# [Task instructions]
Return the lines below exactly, starting with the line that contains "What data populates" and stopping after the last line.

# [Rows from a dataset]
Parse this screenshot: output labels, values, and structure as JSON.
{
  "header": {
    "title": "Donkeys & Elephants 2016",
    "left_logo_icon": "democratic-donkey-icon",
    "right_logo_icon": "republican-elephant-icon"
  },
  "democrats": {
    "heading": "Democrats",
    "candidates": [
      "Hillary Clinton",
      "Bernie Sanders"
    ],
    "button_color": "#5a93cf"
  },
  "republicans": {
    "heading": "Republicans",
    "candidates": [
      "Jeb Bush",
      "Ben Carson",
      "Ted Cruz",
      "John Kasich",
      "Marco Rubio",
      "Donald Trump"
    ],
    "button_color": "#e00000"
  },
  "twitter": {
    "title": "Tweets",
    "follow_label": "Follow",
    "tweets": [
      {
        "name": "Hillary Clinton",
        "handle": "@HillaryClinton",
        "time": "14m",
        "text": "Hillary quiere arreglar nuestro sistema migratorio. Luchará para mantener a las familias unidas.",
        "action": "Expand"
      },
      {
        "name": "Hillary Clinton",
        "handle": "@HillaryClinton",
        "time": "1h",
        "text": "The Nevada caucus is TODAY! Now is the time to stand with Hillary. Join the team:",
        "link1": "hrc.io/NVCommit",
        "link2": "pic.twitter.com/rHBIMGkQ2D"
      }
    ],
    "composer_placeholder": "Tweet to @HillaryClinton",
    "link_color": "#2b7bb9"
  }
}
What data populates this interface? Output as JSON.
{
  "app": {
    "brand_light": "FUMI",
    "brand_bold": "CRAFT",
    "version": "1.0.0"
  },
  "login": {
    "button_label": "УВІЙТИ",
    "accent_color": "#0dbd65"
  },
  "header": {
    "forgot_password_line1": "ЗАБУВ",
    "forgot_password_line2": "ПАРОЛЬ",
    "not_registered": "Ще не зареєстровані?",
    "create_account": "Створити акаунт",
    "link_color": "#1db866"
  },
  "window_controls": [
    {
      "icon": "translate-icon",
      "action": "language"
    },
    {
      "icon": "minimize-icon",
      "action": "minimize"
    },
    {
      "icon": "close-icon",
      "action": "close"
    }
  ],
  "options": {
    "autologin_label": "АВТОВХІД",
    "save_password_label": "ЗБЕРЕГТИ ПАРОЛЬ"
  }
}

# [In response]
What data populates this interface? Output as JSON.
{
  "app": {
    "brand_light": "FUMI",
    "brand_bold": "CRAFT",
    "version": "1.0.0"
  },
  "login": {
    "button_label": "УВІЙТИ",
    "accent_color": "#0dbd65"
  },
  "header": {
    "forgot_password_line1": "ЗАБУВ",
    "forgot_password_line2": "ПАРОЛЬ",
    "not_registered": "Ще не зареєстровані?",
    "create_account": "Створити акаунт",
    "link_color": "#1db866"
  },
  "window_controls": [
    {
      "icon": "translate-icon",
      "action": "language"
    },
    {
      "icon": "minimize-icon",
      "action": "minimize"
    },
    {
      "icon": "close-icon",
      "action": "close"
    }
  ],
  "options": {
    "autologin_label": "АВТОВХІД",
    "save_password_label": "ЗБЕРЕГТИ ПАРОЛЬ"
  }
}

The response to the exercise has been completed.